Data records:
↓↓↓

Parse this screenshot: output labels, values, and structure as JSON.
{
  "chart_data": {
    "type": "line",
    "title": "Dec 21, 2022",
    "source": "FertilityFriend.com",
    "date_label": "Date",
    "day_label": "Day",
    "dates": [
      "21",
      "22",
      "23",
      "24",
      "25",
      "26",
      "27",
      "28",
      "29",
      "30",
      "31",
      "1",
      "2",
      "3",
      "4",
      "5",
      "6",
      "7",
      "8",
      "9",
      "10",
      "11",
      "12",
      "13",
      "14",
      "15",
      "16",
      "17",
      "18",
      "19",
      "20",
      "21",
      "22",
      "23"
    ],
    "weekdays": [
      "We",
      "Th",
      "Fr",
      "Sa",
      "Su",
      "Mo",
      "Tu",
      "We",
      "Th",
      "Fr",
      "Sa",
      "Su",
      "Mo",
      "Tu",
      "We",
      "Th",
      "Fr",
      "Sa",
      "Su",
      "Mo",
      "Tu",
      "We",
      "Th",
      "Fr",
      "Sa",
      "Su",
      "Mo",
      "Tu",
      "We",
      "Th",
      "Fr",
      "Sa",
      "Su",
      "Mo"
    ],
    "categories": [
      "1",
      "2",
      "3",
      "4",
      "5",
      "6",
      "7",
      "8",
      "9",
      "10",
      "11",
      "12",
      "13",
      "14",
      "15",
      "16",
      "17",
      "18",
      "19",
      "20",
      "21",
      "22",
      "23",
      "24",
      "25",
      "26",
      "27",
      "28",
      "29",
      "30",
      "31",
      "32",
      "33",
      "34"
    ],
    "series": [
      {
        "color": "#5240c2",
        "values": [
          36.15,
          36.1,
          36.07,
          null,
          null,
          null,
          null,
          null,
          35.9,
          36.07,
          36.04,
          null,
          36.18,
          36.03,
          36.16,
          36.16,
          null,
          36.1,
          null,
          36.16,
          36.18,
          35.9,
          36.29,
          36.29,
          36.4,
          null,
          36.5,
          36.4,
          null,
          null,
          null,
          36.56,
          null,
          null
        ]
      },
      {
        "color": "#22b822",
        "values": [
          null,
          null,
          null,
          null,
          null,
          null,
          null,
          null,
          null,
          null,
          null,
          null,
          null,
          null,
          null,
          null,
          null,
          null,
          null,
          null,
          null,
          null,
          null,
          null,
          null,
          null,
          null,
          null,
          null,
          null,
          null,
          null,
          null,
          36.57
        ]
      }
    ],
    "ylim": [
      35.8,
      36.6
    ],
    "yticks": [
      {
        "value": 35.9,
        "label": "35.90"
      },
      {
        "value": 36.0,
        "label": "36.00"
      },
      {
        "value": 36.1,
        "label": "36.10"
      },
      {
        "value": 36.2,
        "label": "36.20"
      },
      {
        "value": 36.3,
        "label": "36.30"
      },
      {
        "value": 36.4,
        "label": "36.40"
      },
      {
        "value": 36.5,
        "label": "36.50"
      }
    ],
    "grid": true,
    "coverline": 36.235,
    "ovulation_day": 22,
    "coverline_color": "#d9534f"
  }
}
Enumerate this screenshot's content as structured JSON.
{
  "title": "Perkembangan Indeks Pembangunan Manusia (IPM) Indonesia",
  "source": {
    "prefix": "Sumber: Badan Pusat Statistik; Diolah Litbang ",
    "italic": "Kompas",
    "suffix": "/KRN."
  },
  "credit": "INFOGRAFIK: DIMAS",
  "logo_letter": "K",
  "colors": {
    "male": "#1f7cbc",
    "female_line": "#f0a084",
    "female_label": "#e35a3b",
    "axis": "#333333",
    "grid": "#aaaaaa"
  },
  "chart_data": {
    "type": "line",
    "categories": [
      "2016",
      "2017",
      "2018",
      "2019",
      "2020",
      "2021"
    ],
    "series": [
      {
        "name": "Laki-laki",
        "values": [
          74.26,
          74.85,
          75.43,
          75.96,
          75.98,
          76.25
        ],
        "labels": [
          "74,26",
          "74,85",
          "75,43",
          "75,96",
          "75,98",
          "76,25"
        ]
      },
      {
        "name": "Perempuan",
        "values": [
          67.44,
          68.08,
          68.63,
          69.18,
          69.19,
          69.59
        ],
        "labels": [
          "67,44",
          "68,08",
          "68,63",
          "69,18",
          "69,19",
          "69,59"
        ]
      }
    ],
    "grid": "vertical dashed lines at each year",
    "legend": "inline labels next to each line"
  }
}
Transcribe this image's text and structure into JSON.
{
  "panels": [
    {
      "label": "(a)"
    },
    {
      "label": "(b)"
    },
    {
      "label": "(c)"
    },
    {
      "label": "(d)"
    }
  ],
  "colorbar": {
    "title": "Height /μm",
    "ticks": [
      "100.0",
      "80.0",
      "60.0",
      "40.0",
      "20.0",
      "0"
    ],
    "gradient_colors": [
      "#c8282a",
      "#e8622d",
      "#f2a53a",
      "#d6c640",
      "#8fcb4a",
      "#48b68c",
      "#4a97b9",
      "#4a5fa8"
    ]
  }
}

↑↑↑

Find the line containing "Transcribe this image's". Reproduce it exactly, along with every line after it through the last.

Transcribe this image's text and structure into JSON.
{
  "panels": [
    {
      "label": "(a)"
    },
    {
      "label": "(b)"
    },
    {
      "label": "(c)"
    },
    {
      "label": "(d)"
    }
  ],
  "colorbar": {
    "title": "Height /μm",
    "ticks": [
      "100.0",
      "80.0",
      "60.0",
      "40.0",
      "20.0",
      "0"
    ],
    "gradient_colors": [
      "#c8282a",
      "#e8622d",
      "#f2a53a",
      "#d6c640",
      "#8fcb4a",
      "#48b68c",
      "#4a97b9",
      "#4a5fa8"
    ]
  }
}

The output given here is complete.